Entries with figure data
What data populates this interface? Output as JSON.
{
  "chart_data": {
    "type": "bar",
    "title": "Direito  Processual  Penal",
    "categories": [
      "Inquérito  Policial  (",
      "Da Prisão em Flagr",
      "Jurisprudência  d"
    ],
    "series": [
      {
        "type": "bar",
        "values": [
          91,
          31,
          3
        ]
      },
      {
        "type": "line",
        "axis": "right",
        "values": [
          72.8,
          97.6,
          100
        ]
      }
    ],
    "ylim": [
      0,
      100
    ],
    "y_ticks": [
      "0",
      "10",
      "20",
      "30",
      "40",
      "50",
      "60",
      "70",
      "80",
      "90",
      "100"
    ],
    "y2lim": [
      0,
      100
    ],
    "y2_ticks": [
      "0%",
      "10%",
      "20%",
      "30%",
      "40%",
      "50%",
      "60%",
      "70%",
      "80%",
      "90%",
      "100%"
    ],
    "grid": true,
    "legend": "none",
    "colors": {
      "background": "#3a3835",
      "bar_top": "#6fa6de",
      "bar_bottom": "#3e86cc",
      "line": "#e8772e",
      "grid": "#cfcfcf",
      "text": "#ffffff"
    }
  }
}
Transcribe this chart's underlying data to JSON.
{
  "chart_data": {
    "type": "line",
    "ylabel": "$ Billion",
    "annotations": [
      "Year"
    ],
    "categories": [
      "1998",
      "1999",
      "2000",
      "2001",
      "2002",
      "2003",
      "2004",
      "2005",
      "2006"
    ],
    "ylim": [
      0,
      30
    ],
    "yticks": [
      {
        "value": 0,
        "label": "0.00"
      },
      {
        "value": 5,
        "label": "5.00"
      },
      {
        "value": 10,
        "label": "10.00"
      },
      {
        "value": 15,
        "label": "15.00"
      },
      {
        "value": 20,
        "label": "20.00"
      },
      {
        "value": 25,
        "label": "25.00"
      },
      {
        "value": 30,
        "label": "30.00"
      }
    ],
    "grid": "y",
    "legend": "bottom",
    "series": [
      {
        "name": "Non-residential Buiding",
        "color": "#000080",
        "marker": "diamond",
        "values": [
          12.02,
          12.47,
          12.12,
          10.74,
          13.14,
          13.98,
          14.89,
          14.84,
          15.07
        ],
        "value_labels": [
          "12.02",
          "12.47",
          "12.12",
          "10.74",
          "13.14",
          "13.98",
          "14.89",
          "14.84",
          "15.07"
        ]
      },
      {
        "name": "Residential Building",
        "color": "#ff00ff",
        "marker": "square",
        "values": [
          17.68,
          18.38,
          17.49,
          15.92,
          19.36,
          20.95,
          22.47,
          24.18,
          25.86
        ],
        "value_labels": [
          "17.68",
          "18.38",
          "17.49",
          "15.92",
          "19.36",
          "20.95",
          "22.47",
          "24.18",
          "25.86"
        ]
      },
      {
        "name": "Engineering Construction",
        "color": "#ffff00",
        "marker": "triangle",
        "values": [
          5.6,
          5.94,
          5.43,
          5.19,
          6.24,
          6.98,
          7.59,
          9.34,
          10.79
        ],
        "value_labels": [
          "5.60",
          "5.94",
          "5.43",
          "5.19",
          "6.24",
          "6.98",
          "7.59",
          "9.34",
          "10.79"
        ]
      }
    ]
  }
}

## EXERCISE GOAL:
For each line of the entries that includes "type", show that line.

## OUTPUT FOR THIS EXERCISE:
    "type": "bar",
        "type": "bar",
        "type": "line",
    "type": "line",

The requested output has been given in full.